[TASK] All of the material should be reproduced exactly, with pictures left out.
═══ RECORDS SUPPLIED ═══
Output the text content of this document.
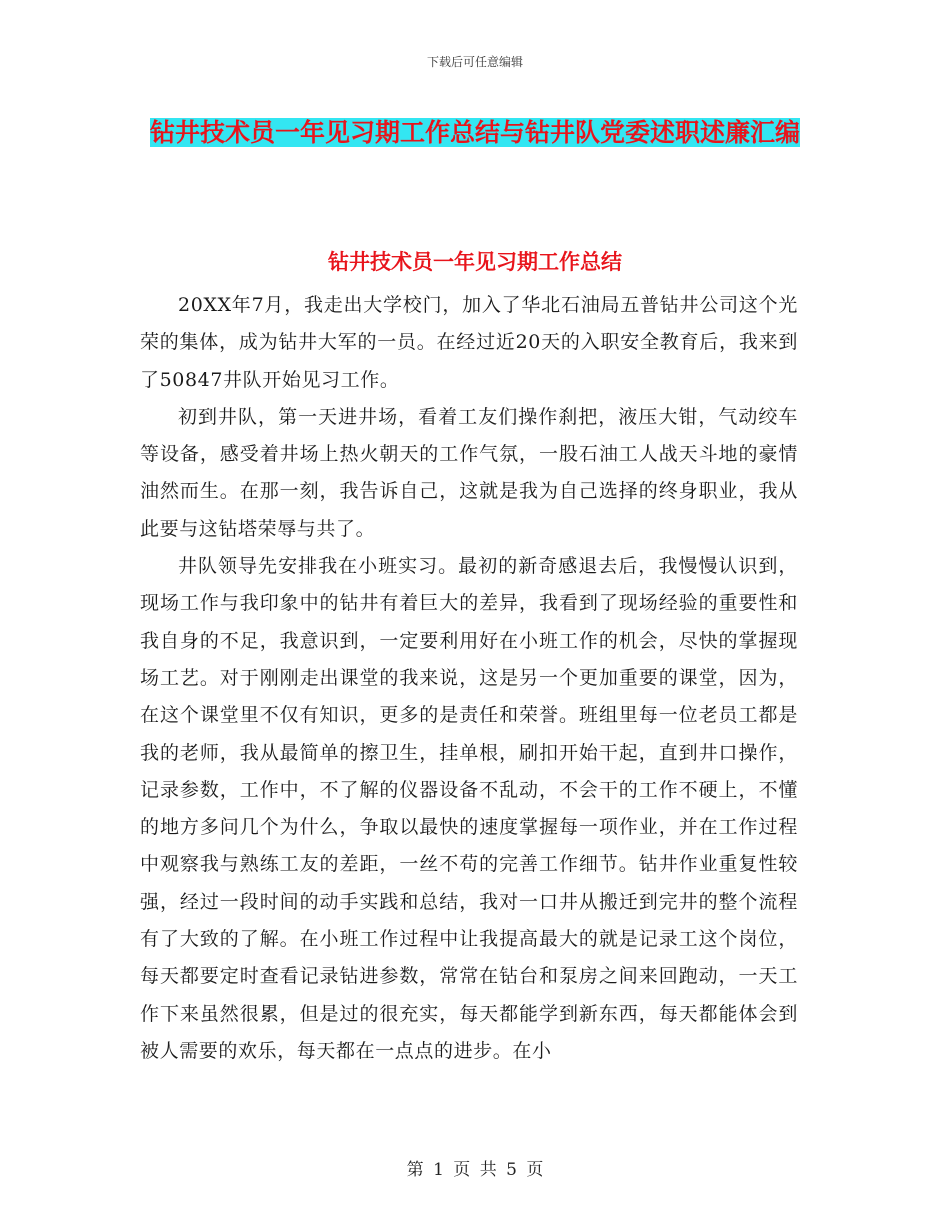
下载后可任意编辑
钻井技术员一年见习期工作总结与钻井队党委述职述廉汇编
钻井技术员一年见习期工作总结

20XX年7月，我走出大学校门，加入了华北石油局五普钻井公司这个光荣的集体，成为钻井大军的一员。在经过近20天的入职安全教育后，我来到了50847井队开始见习工作。

初到井队，第一天进井场，看着工友们操作刹把，液压大钳，气动绞车等设备，感受着井场上热火朝天的工作气氛，一股石油工人战天斗地的豪情油然而生。在那一刻，我告诉自己，这就是我为自己选择的终身职业，我从此要与这钻塔荣辱与共了。

井队领导先安排我在小班实习。最初的新奇感退去后，我慢慢认识到，现场工作与我印象中的钻井有着巨大的差异，我看到了现场经验的重要性和我自身的不足，我意识到，一定要利用好在小班工作的机会，尽快的掌握现场工艺。对于刚刚走出课堂的我来说，这是另一个更加重要的课堂，因为，在这个课堂里不仅有知识，更多的是责任和荣誉。班组里每一位老员工都是我的老师，我从最简单的擦卫生，挂单根，刷扣开始干起，直到井口操作，记录参数，工作中，不了解的仪器设备不乱动，不会干的工作不硬上，不懂的地方多问几个为什么，争取以最快的速度掌握每一项作业，并在工作过程中观察我与熟练工友的差距，一丝不苟的完善工作细节。钻井作业重复性较强，经过一段时间的动手实践和总结，我对一口井从搬迁到完井的整个流程有了大致的了解。在小班工作过程中让我提高最大的就是记录工这个岗位，每天都要定时查看记录钻进参数，常常在钻台和泵房之间来回跑动，一天工作下来虽然很累，但是过的很充实，每天都能学到新东西，每天都能体会到被人需要的欢乐，每天都在一点点的进步。在小

第 1 页 共 5 页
═══
[TASK RESPONSE]
Output the text content of this document.
下载后可任意编辑
钻井技术员一年见习期工作总结与钻井队党委述职述廉汇编
钻井技术员一年见习期工作总结

20XX年7月，我走出大学校门，加入了华北石油局五普钻井公司这个光荣的集体，成为钻井大军的一员。在经过近20天的入职安全教育后，我来到了50847井队开始见习工作。

初到井队，第一天进井场，看着工友们操作刹把，液压大钳，气动绞车等设备，感受着井场上热火朝天的工作气氛，一股石油工人战天斗地的豪情油然而生。在那一刻，我告诉自己，这就是我为自己选择的终身职业，我从此要与这钻塔荣辱与共了。

井队领导先安排我在小班实习。最初的新奇感退去后，我慢慢认识到，现场工作与我印象中的钻井有着巨大的差异，我看到了现场经验的重要性和我自身的不足，我意识到，一定要利用好在小班工作的机会，尽快的掌握现场工艺。对于刚刚走出课堂的我来说，这是另一个更加重要的课堂，因为，在这个课堂里不仅有知识，更多的是责任和荣誉。班组里每一位老员工都是我的老师，我从最简单的擦卫生，挂单根，刷扣开始干起，直到井口操作，记录参数，工作中，不了解的仪器设备不乱动，不会干的工作不硬上，不懂的地方多问几个为什么，争取以最快的速度掌握每一项作业，并在工作过程中观察我与熟练工友的差距，一丝不苟的完善工作细节。钻井作业重复性较强，经过一段时间的动手实践和总结，我对一口井从搬迁到完井的整个流程有了大致的了解。在小班工作过程中让我提高最大的就是记录工这个岗位，每天都要定时查看记录钻进参数，常常在钻台和泵房之间来回跑动，一天工作下来虽然很累，但是过的很充实，每天都能学到新东西，每天都能体会到被人需要的欢乐，每天都在一点点的进步。在小

第 1 页 共 5 页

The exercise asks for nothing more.